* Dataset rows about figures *
--- Start ---
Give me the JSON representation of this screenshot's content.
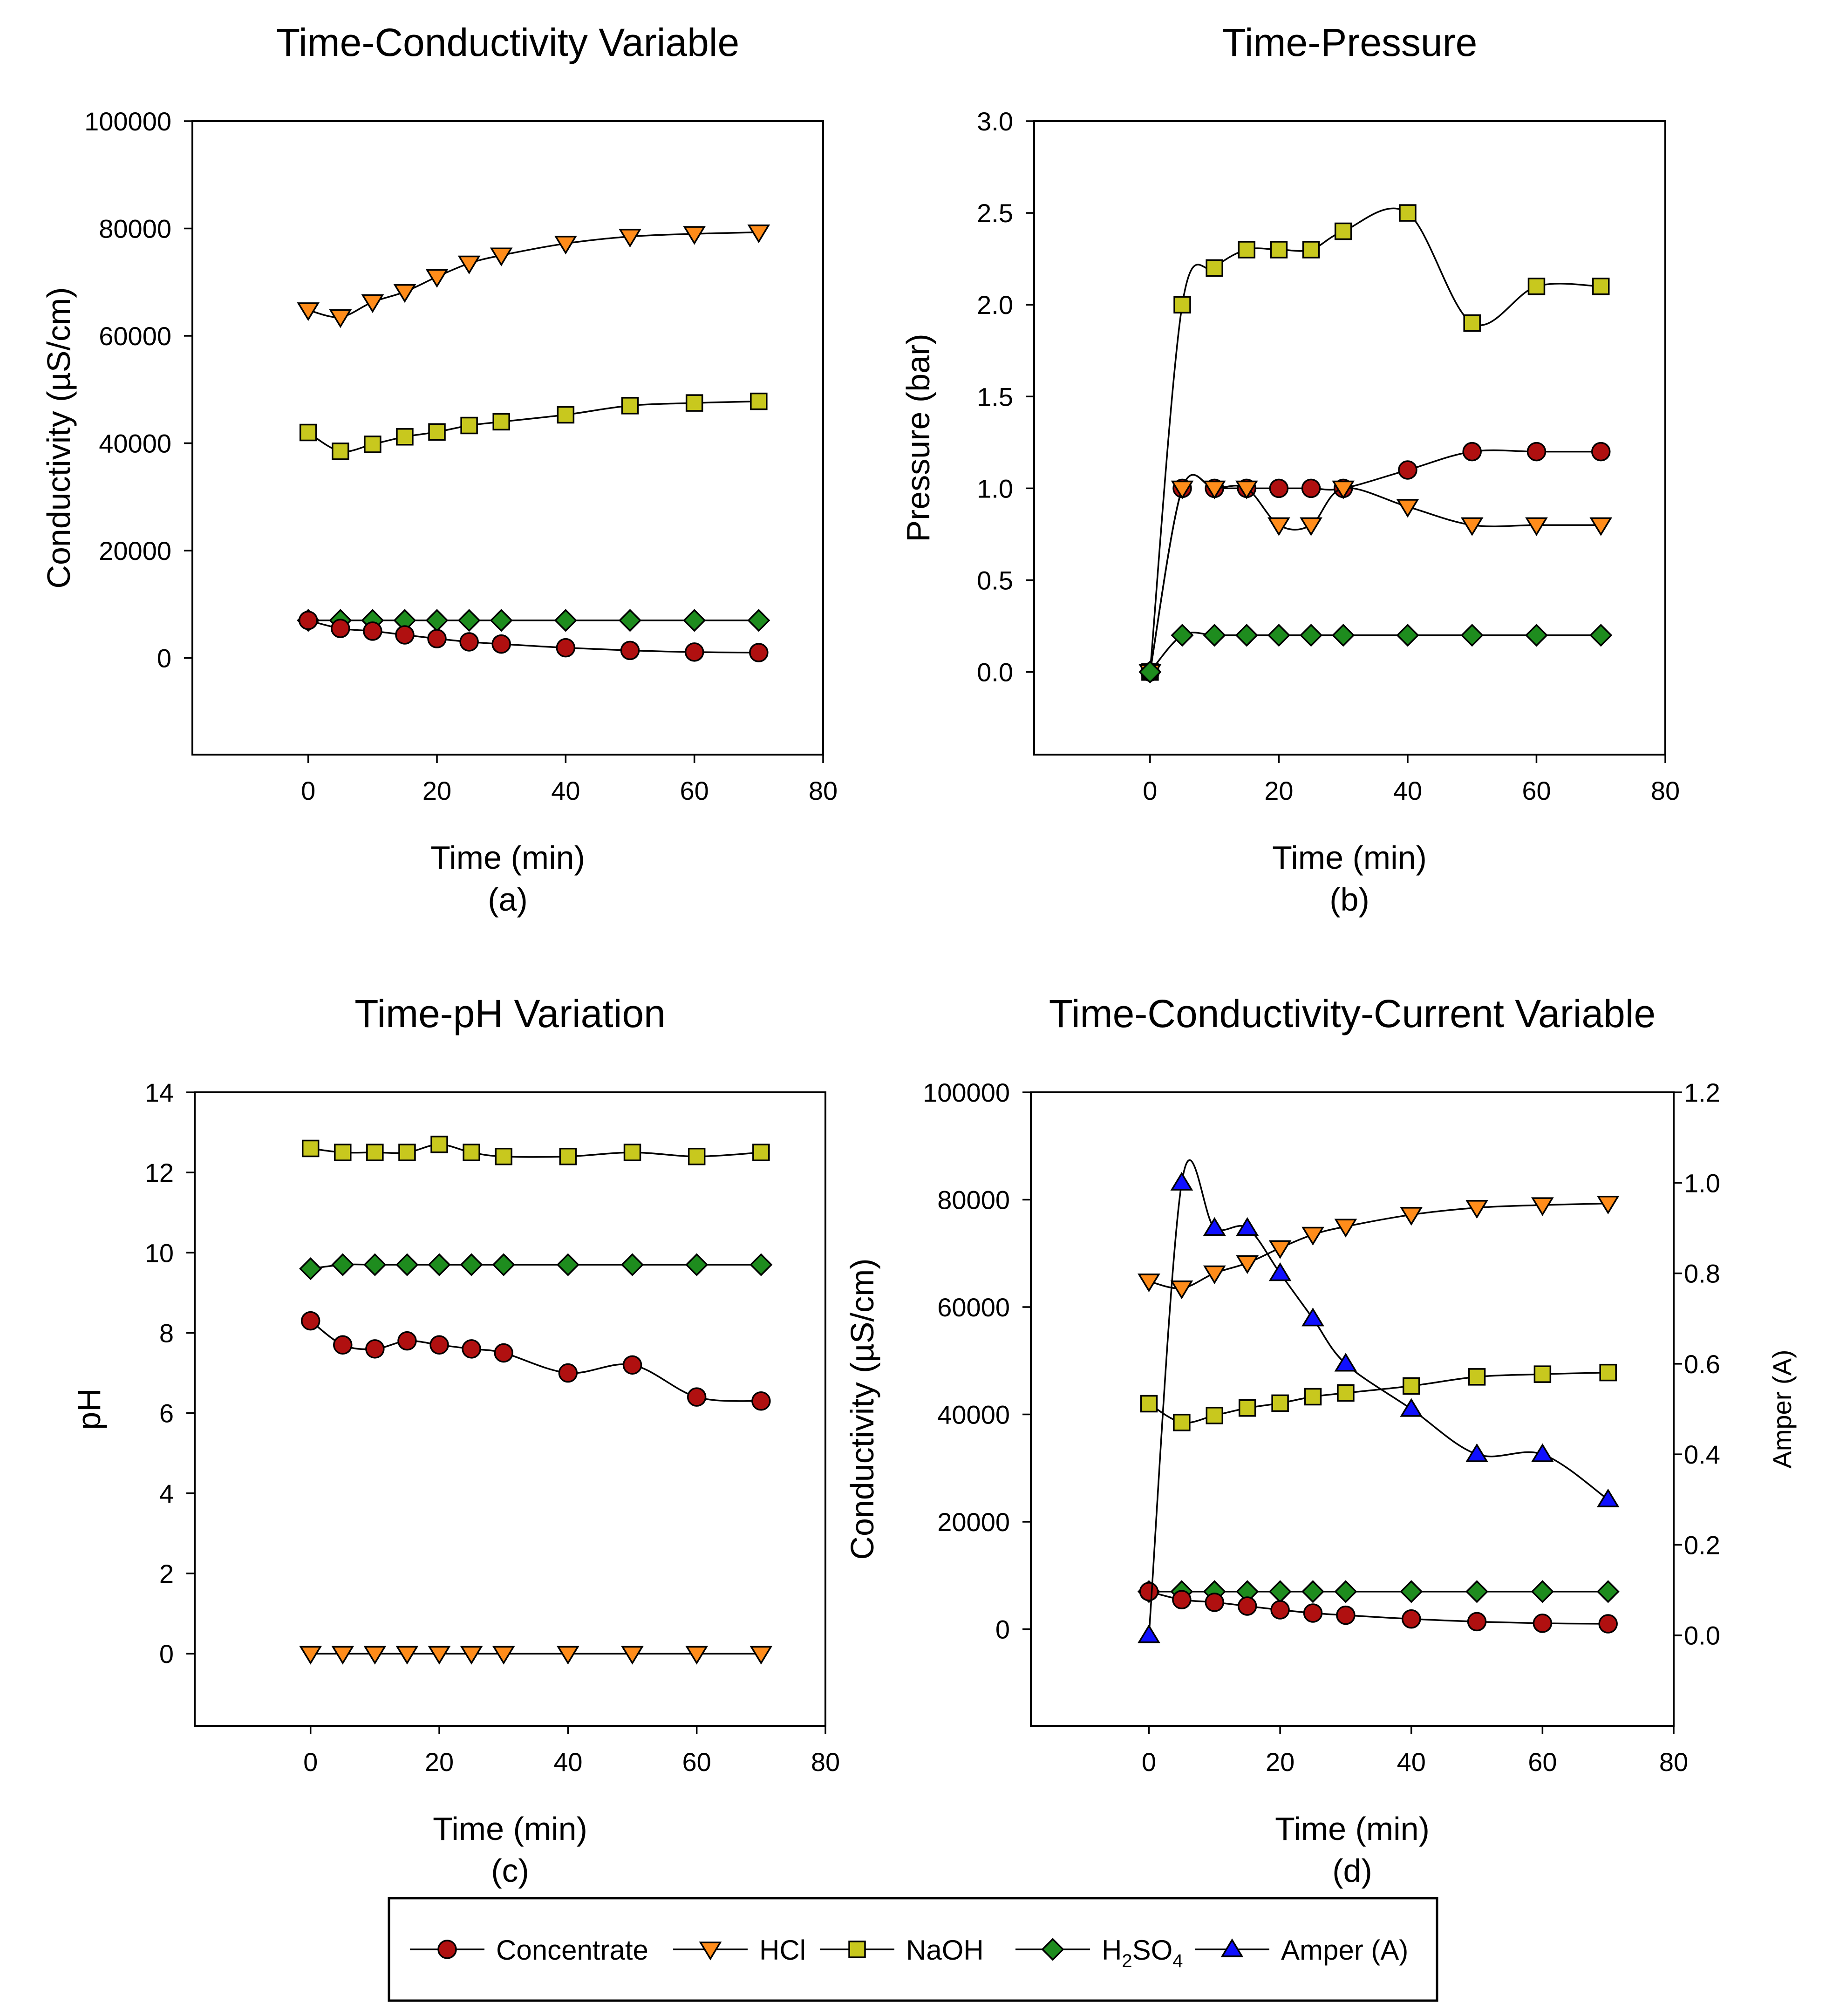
{
  "chart_data": [
    {
      "type": "line",
      "panel_label": "(a)",
      "title": "Time-Conductivity Variable",
      "xlabel": "Time (min)",
      "ylabel": "Conductivity (µS/cm)",
      "xlim": [
        -18,
        80
      ],
      "ylim": [
        -18000,
        100000
      ],
      "xticks": [
        0,
        20,
        40,
        60,
        80
      ],
      "yticks": [
        0,
        20000,
        40000,
        60000,
        80000,
        100000
      ],
      "x": [
        0,
        5,
        10,
        15,
        20,
        25,
        30,
        40,
        50,
        60,
        70
      ],
      "series": [
        {
          "name": "HCl",
          "key": "hcl",
          "values": [
            64800,
            63500,
            66300,
            68200,
            71000,
            73500,
            75000,
            77200,
            78500,
            79000,
            79300
          ]
        },
        {
          "name": "NaOH",
          "key": "naoh",
          "values": [
            42000,
            38500,
            39800,
            41200,
            42100,
            43300,
            44000,
            45300,
            47000,
            47500,
            47800
          ]
        },
        {
          "name": "H2SO4",
          "key": "h2so4",
          "values": [
            7000,
            7000,
            7000,
            7000,
            7000,
            7000,
            7000,
            7000,
            7000,
            7000,
            7000
          ]
        },
        {
          "name": "Concentrate",
          "key": "conc",
          "values": [
            7000,
            5500,
            5000,
            4300,
            3600,
            3000,
            2600,
            1900,
            1400,
            1100,
            1000
          ]
        }
      ]
    },
    {
      "type": "line",
      "panel_label": "(b)",
      "title": "Time-Pressure",
      "xlabel": "Time (min)",
      "ylabel": "Pressure (bar)",
      "xlim": [
        -18,
        80
      ],
      "ylim": [
        -0.45,
        3.0
      ],
      "xticks": [
        0,
        20,
        40,
        60,
        80
      ],
      "yticks": [
        0.0,
        0.5,
        1.0,
        1.5,
        2.0,
        2.5,
        3.0
      ],
      "y_tick_decimals": 1,
      "x": [
        0,
        5,
        10,
        15,
        20,
        25,
        30,
        40,
        50,
        60,
        70
      ],
      "series": [
        {
          "name": "NaOH",
          "key": "naoh",
          "values": [
            0,
            2.0,
            2.2,
            2.3,
            2.3,
            2.3,
            2.4,
            2.5,
            1.9,
            2.1,
            2.1
          ]
        },
        {
          "name": "Concentrate",
          "key": "conc",
          "values": [
            0,
            1.0,
            1.0,
            1.0,
            1.0,
            1.0,
            1.0,
            1.1,
            1.2,
            1.2,
            1.2
          ]
        },
        {
          "name": "HCl",
          "key": "hcl",
          "values": [
            0,
            1.0,
            1.0,
            1.0,
            0.8,
            0.8,
            1.0,
            0.9,
            0.8,
            0.8,
            0.8
          ]
        },
        {
          "name": "H2SO4",
          "key": "h2so4",
          "values": [
            0,
            0.2,
            0.2,
            0.2,
            0.2,
            0.2,
            0.2,
            0.2,
            0.2,
            0.2,
            0.2
          ]
        }
      ]
    },
    {
      "type": "line",
      "panel_label": "(c)",
      "title": "Time-pH Variation",
      "xlabel": "Time (min)",
      "ylabel": "pH",
      "xlim": [
        -18,
        80
      ],
      "ylim": [
        -1.8,
        14
      ],
      "xticks": [
        0,
        20,
        40,
        60,
        80
      ],
      "yticks": [
        0,
        2,
        4,
        6,
        8,
        10,
        12,
        14
      ],
      "x": [
        0,
        5,
        10,
        15,
        20,
        25,
        30,
        40,
        50,
        60,
        70
      ],
      "series": [
        {
          "name": "NaOH",
          "key": "naoh",
          "values": [
            12.6,
            12.5,
            12.5,
            12.5,
            12.7,
            12.5,
            12.4,
            12.4,
            12.5,
            12.4,
            12.5
          ]
        },
        {
          "name": "H2SO4",
          "key": "h2so4",
          "values": [
            9.6,
            9.7,
            9.7,
            9.7,
            9.7,
            9.7,
            9.7,
            9.7,
            9.7,
            9.7,
            9.7
          ]
        },
        {
          "name": "Concentrate",
          "key": "conc",
          "values": [
            8.3,
            7.7,
            7.6,
            7.8,
            7.7,
            7.6,
            7.5,
            7.0,
            7.2,
            6.4,
            6.3
          ]
        },
        {
          "name": "HCl",
          "key": "hcl",
          "values": [
            0,
            0,
            0,
            0,
            0,
            0,
            0,
            0,
            0,
            0,
            0
          ]
        }
      ]
    },
    {
      "type": "line",
      "panel_label": "(d)",
      "title": "Time-Conductivity-Current Variable",
      "xlabel": "Time (min)",
      "ylabel": "Conductivity (µS/cm)",
      "y2label": "Amper (A)",
      "xlim": [
        -18,
        80
      ],
      "ylim": [
        -18000,
        100000
      ],
      "y2lim": [
        -0.2,
        1.2
      ],
      "xticks": [
        0,
        20,
        40,
        60,
        80
      ],
      "yticks": [
        0,
        20000,
        40000,
        60000,
        80000,
        100000
      ],
      "y2ticks": [
        0.0,
        0.2,
        0.4,
        0.6,
        0.8,
        1.0,
        1.2
      ],
      "y2_tick_decimals": 1,
      "x": [
        0,
        5,
        10,
        15,
        20,
        25,
        30,
        40,
        50,
        60,
        70
      ],
      "series": [
        {
          "name": "HCl",
          "key": "hcl",
          "values": [
            64800,
            63500,
            66300,
            68200,
            71000,
            73500,
            75000,
            77200,
            78500,
            79000,
            79300
          ]
        },
        {
          "name": "NaOH",
          "key": "naoh",
          "values": [
            42000,
            38500,
            39800,
            41200,
            42100,
            43300,
            44000,
            45300,
            47000,
            47500,
            47800
          ]
        },
        {
          "name": "H2SO4",
          "key": "h2so4",
          "values": [
            7000,
            7000,
            7000,
            7000,
            7000,
            7000,
            7000,
            7000,
            7000,
            7000,
            7000
          ]
        },
        {
          "name": "Concentrate",
          "key": "conc",
          "values": [
            7000,
            5500,
            5000,
            4300,
            3600,
            3000,
            2600,
            1900,
            1400,
            1100,
            1000
          ]
        },
        {
          "name": "Amper (A)",
          "key": "amp",
          "axis": "right",
          "values": [
            0,
            1.0,
            0.9,
            0.9,
            0.8,
            0.7,
            0.6,
            0.5,
            0.4,
            0.4,
            0.3
          ]
        }
      ]
    }
  ],
  "legend": {
    "placement": "bottom",
    "items": [
      {
        "key": "conc",
        "label": "Concentrate"
      },
      {
        "key": "hcl",
        "label": "HCl"
      },
      {
        "key": "naoh",
        "label": "NaOH"
      },
      {
        "key": "h2so4",
        "label": "H",
        "sub1": "2",
        "mid": "SO",
        "sub2": "4"
      },
      {
        "key": "amp",
        "label": "Amper (A)"
      }
    ]
  },
  "styles": {
    "conc": {
      "marker": "circle",
      "color": "#b01010"
    },
    "hcl": {
      "marker": "triangle-down",
      "color": "#ff8c1a"
    },
    "naoh": {
      "marker": "square",
      "color": "#c8c81e"
    },
    "h2so4": {
      "marker": "diamond",
      "color": "#1e8c1e"
    },
    "amp": {
      "marker": "triangle-up",
      "color": "#1010ff"
    }
  }
}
--- End ---
* REQUIRED WORK *
Reproduce every record above exactly, but leave out the pictures.

* ANSWER FOR THIS EXERCISE *
Give me the JSON representation of this screenshot's content.
{
  "chart_data": [
    {
      "type": "line",
      "panel_label": "(a)",
      "title": "Time-Conductivity Variable",
      "xlabel": "Time (min)",
      "ylabel": "Conductivity (µS/cm)",
      "xlim": [
        -18,
        80
      ],
      "ylim": [
        -18000,
        100000
      ],
      "xticks": [
        0,
        20,
        40,
        60,
        80
      ],
      "yticks": [
        0,
        20000,
        40000,
        60000,
        80000,
        100000
      ],
      "x": [
        0,
        5,
        10,
        15,
        20,
        25,
        30,
        40,
        50,
        60,
        70
      ],
      "series": [
        {
          "name": "HCl",
          "key": "hcl",
          "values": [
            64800,
            63500,
            66300,
            68200,
            71000,
            73500,
            75000,
            77200,
            78500,
            79000,
            79300
          ]
        },
        {
          "name": "NaOH",
          "key": "naoh",
          "values": [
            42000,
            38500,
            39800,
            41200,
            42100,
            43300,
            44000,
            45300,
            47000,
            47500,
            47800
          ]
        },
        {
          "name": "H2SO4",
          "key": "h2so4",
          "values": [
            7000,
            7000,
            7000,
            7000,
            7000,
            7000,
            7000,
            7000,
            7000,
            7000,
            7000
          ]
        },
        {
          "name": "Concentrate",
          "key": "conc",
          "values": [
            7000,
            5500,
            5000,
            4300,
            3600,
            3000,
            2600,
            1900,
            1400,
            1100,
            1000
          ]
        }
      ]
    },
    {
      "type": "line",
      "panel_label": "(b)",
      "title": "Time-Pressure",
      "xlabel": "Time (min)",
      "ylabel": "Pressure (bar)",
      "xlim": [
        -18,
        80
      ],
      "ylim": [
        -0.45,
        3.0
      ],
      "xticks": [
        0,
        20,
        40,
        60,
        80
      ],
      "yticks": [
        0.0,
        0.5,
        1.0,
        1.5,
        2.0,
        2.5,
        3.0
      ],
      "y_tick_decimals": 1,
      "x": [
        0,
        5,
        10,
        15,
        20,
        25,
        30,
        40,
        50,
        60,
        70
      ],
      "series": [
        {
          "name": "NaOH",
          "key": "naoh",
          "values": [
            0,
            2.0,
            2.2,
            2.3,
            2.3,
            2.3,
            2.4,
            2.5,
            1.9,
            2.1,
            2.1
          ]
        },
        {
          "name": "Concentrate",
          "key": "conc",
          "values": [
            0,
            1.0,
            1.0,
            1.0,
            1.0,
            1.0,
            1.0,
            1.1,
            1.2,
            1.2,
            1.2
          ]
        },
        {
          "name": "HCl",
          "key": "hcl",
          "values": [
            0,
            1.0,
            1.0,
            1.0,
            0.8,
            0.8,
            1.0,
            0.9,
            0.8,
            0.8,
            0.8
          ]
        },
        {
          "name": "H2SO4",
          "key": "h2so4",
          "values": [
            0,
            0.2,
            0.2,
            0.2,
            0.2,
            0.2,
            0.2,
            0.2,
            0.2,
            0.2,
            0.2
          ]
        }
      ]
    },
    {
      "type": "line",
      "panel_label": "(c)",
      "title": "Time-pH Variation",
      "xlabel": "Time (min)",
      "ylabel": "pH",
      "xlim": [
        -18,
        80
      ],
      "ylim": [
        -1.8,
        14
      ],
      "xticks": [
        0,
        20,
        40,
        60,
        80
      ],
      "yticks": [
        0,
        2,
        4,
        6,
        8,
        10,
        12,
        14
      ],
      "x": [
        0,
        5,
        10,
        15,
        20,
        25,
        30,
        40,
        50,
        60,
        70
      ],
      "series": [
        {
          "name": "NaOH",
          "key": "naoh",
          "values": [
            12.6,
            12.5,
            12.5,
            12.5,
            12.7,
            12.5,
            12.4,
            12.4,
            12.5,
            12.4,
            12.5
          ]
        },
        {
          "name": "H2SO4",
          "key": "h2so4",
          "values": [
            9.6,
            9.7,
            9.7,
            9.7,
            9.7,
            9.7,
            9.7,
            9.7,
            9.7,
            9.7,
            9.7
          ]
        },
        {
          "name": "Concentrate",
          "key": "conc",
          "values": [
            8.3,
            7.7,
            7.6,
            7.8,
            7.7,
            7.6,
            7.5,
            7.0,
            7.2,
            6.4,
            6.3
          ]
        },
        {
          "name": "HCl",
          "key": "hcl",
          "values": [
            0,
            0,
            0,
            0,
            0,
            0,
            0,
            0,
            0,
            0,
            0
          ]
        }
      ]
    },
    {
      "type": "line",
      "panel_label": "(d)",
      "title": "Time-Conductivity-Current Variable",
      "xlabel": "Time (min)",
      "ylabel": "Conductivity (µS/cm)",
      "y2label": "Amper (A)",
      "xlim": [
        -18,
        80
      ],
      "ylim": [
        -18000,
        100000
      ],
      "y2lim": [
        -0.2,
        1.2
      ],
      "xticks": [
        0,
        20,
        40,
        60,
        80
      ],
      "yticks": [
        0,
        20000,
        40000,
        60000,
        80000,
        100000
      ],
      "y2ticks": [
        0.0,
        0.2,
        0.4,
        0.6,
        0.8,
        1.0,
        1.2
      ],
      "y2_tick_decimals": 1,
      "x": [
        0,
        5,
        10,
        15,
        20,
        25,
        30,
        40,
        50,
        60,
        70
      ],
      "series": [
        {
          "name": "HCl",
          "key": "hcl",
          "values": [
            64800,
            63500,
            66300,
            68200,
            71000,
            73500,
            75000,
            77200,
            78500,
            79000,
            79300
          ]
        },
        {
          "name": "NaOH",
          "key": "naoh",
          "values": [
            42000,
            38500,
            39800,
            41200,
            42100,
            43300,
            44000,
            45300,
            47000,
            47500,
            47800
          ]
        },
        {
          "name": "H2SO4",
          "key": "h2so4",
          "values": [
            7000,
            7000,
            7000,
            7000,
            7000,
            7000,
            7000,
            7000,
            7000,
            7000,
            7000
          ]
        },
        {
          "name": "Concentrate",
          "key": "conc",
          "values": [
            7000,
            5500,
            5000,
            4300,
            3600,
            3000,
            2600,
            1900,
            1400,
            1100,
            1000
          ]
        },
        {
          "name": "Amper (A)",
          "key": "amp",
          "axis": "right",
          "values": [
            0,
            1.0,
            0.9,
            0.9,
            0.8,
            0.7,
            0.6,
            0.5,
            0.4,
            0.4,
            0.3
          ]
        }
      ]
    }
  ],
  "legend": {
    "placement": "bottom",
    "items": [
      {
        "key": "conc",
        "label": "Concentrate"
      },
      {
        "key": "hcl",
        "label": "HCl"
      },
      {
        "key": "naoh",
        "label": "NaOH"
      },
      {
        "key": "h2so4",
        "label": "H",
        "sub1": "2",
        "mid": "SO",
        "sub2": "4"
      },
      {
        "key": "amp",
        "label": "Amper (A)"
      }
    ]
  },
  "styles": {
    "conc": {
      "marker": "circle",
      "color": "#b01010"
    },
    "hcl": {
      "marker": "triangle-down",
      "color": "#ff8c1a"
    },
    "naoh": {
      "marker": "square",
      "color": "#c8c81e"
    },
    "h2so4": {
      "marker": "diamond",
      "color": "#1e8c1e"
    },
    "amp": {
      "marker": "triangle-up",
      "color": "#1010ff"
    }
  }
}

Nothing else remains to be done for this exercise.